__The data__
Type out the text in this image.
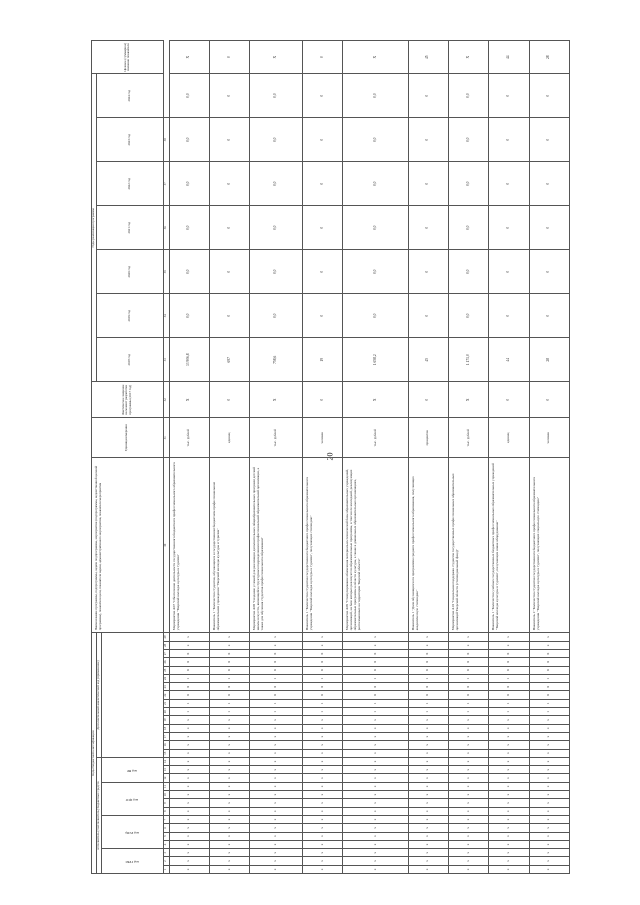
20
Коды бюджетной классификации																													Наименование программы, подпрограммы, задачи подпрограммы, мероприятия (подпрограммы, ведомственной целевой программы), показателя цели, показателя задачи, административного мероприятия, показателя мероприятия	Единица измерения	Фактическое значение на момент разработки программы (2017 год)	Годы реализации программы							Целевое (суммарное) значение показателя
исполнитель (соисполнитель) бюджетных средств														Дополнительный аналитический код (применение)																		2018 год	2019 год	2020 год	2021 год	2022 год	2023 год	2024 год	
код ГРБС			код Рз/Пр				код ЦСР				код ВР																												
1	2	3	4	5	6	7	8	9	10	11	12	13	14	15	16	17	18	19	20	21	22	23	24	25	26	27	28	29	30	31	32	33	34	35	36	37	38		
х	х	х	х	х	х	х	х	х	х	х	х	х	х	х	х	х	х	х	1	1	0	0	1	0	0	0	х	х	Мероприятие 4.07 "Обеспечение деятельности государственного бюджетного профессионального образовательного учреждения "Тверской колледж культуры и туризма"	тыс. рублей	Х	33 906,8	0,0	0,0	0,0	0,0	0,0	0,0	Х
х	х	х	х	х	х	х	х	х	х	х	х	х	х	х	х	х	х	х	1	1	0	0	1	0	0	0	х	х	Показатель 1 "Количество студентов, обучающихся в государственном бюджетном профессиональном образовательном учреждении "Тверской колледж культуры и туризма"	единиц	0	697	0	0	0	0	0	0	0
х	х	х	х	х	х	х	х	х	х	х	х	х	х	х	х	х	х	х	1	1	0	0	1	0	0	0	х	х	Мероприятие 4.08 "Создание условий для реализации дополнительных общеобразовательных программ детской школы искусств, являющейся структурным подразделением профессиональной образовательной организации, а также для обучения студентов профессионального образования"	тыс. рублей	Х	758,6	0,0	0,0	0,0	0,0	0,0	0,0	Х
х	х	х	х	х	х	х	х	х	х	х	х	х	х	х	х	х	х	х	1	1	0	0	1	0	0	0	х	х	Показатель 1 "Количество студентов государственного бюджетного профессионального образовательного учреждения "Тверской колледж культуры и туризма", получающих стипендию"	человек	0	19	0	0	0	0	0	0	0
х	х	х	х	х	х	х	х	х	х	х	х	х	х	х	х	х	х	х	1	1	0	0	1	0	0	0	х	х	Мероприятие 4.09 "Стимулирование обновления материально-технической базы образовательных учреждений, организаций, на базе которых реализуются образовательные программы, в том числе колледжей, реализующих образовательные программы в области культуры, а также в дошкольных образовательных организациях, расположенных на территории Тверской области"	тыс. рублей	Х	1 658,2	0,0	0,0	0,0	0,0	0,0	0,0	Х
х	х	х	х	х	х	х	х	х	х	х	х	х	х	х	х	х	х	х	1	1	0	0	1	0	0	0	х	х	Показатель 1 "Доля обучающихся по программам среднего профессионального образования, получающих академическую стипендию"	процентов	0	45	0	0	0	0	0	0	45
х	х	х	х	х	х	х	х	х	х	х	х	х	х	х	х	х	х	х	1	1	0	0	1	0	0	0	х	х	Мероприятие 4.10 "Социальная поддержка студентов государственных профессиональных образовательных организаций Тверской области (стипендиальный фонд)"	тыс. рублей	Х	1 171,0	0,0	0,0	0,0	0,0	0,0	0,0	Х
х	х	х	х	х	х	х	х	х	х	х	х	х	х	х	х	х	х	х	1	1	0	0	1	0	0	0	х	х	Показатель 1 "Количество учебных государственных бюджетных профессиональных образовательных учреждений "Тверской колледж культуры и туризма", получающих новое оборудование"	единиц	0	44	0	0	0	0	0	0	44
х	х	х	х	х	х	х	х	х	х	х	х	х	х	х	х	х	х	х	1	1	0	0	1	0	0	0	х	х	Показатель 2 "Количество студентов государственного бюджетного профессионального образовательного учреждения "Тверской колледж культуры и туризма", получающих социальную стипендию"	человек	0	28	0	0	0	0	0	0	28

__Task goal__
Reproduce the records verbatim, omitting all images they contain.

__Worked answer__
Type out the text in this image.
20
Коды бюджетной классификации																													Наименование программы, подпрограммы, задачи подпрограммы, мероприятия (подпрограммы, ведомственной целевой программы), показателя цели, показателя задачи, административного мероприятия, показателя мероприятия	Единица измерения	Фактическое значение на момент разработки программы (2017 год)	Годы реализации программы							Целевое (суммарное) значение показателя
исполнитель (соисполнитель) бюджетных средств														Дополнительный аналитический код (применение)																		2018 год	2019 год	2020 год	2021 год	2022 год	2023 год	2024 год	
код ГРБС			код Рз/Пр				код ЦСР				код ВР																												
1	2	3	4	5	6	7	8	9	10	11	12	13	14	15	16	17	18	19	20	21	22	23	24	25	26	27	28	29	30	31	32	33	34	35	36	37	38		
х	х	х	х	х	х	х	х	х	х	х	х	х	х	х	х	х	х	х	1	1	0	0	1	0	0	0	х	х	Мероприятие 4.07 "Обеспечение деятельности государственного бюджетного профессионального образовательного учреждения "Тверской колледж культуры и туризма"	тыс. рублей	Х	33 906,8	0,0	0,0	0,0	0,0	0,0	0,0	Х
х	х	х	х	х	х	х	х	х	х	х	х	х	х	х	х	х	х	х	1	1	0	0	1	0	0	0	х	х	Показатель 1 "Количество студентов, обучающихся в государственном бюджетном профессиональном образовательном учреждении "Тверской колледж культуры и туризма"	единиц	0	697	0	0	0	0	0	0	0
х	х	х	х	х	х	х	х	х	х	х	х	х	х	х	х	х	х	х	1	1	0	0	1	0	0	0	х	х	Мероприятие 4.08 "Создание условий для реализации дополнительных общеобразовательных программ детской школы искусств, являющейся структурным подразделением профессиональной образовательной организации, а также для обучения студентов профессионального образования"	тыс. рублей	Х	758,6	0,0	0,0	0,0	0,0	0,0	0,0	Х
х	х	х	х	х	х	х	х	х	х	х	х	х	х	х	х	х	х	х	1	1	0	0	1	0	0	0	х	х	Показатель 1 "Количество студентов государственного бюджетного профессионального образовательного учреждения "Тверской колледж культуры и туризма", получающих стипендию"	человек	0	19	0	0	0	0	0	0	0
х	х	х	х	х	х	х	х	х	х	х	х	х	х	х	х	х	х	х	1	1	0	0	1	0	0	0	х	х	Мероприятие 4.09 "Стимулирование обновления материально-технической базы образовательных учреждений, организаций, на базе которых реализуются образовательные программы, в том числе колледжей, реализующих образовательные программы в области культуры, а также в дошкольных образовательных организациях, расположенных на территории Тверской области"	тыс. рублей	Х	1 658,2	0,0	0,0	0,0	0,0	0,0	0,0	Х
х	х	х	х	х	х	х	х	х	х	х	х	х	х	х	х	х	х	х	1	1	0	0	1	0	0	0	х	х	Показатель 1 "Доля обучающихся по программам среднего профессионального образования, получающих академическую стипендию"	процентов	0	45	0	0	0	0	0	0	45
х	х	х	х	х	х	х	х	х	х	х	х	х	х	х	х	х	х	х	1	1	0	0	1	0	0	0	х	х	Мероприятие 4.10 "Социальная поддержка студентов государственных профессиональных образовательных организаций Тверской области (стипендиальный фонд)"	тыс. рублей	Х	1 171,0	0,0	0,0	0,0	0,0	0,0	0,0	Х
х	х	х	х	х	х	х	х	х	х	х	х	х	х	х	х	х	х	х	1	1	0	0	1	0	0	0	х	х	Показатель 1 "Количество учебных государственных бюджетных профессиональных образовательных учреждений "Тверской колледж культуры и туризма", получающих новое оборудование"	единиц	0	44	0	0	0	0	0	0	44
х	х	х	х	х	х	х	х	х	х	х	х	х	х	х	х	х	х	х	1	1	0	0	1	0	0	0	х	х	Показатель 2 "Количество студентов государственного бюджетного профессионального образовательного учреждения "Тверской колледж культуры и туризма", получающих социальную стипендию"	человек	0	28	0	0	0	0	0	0	28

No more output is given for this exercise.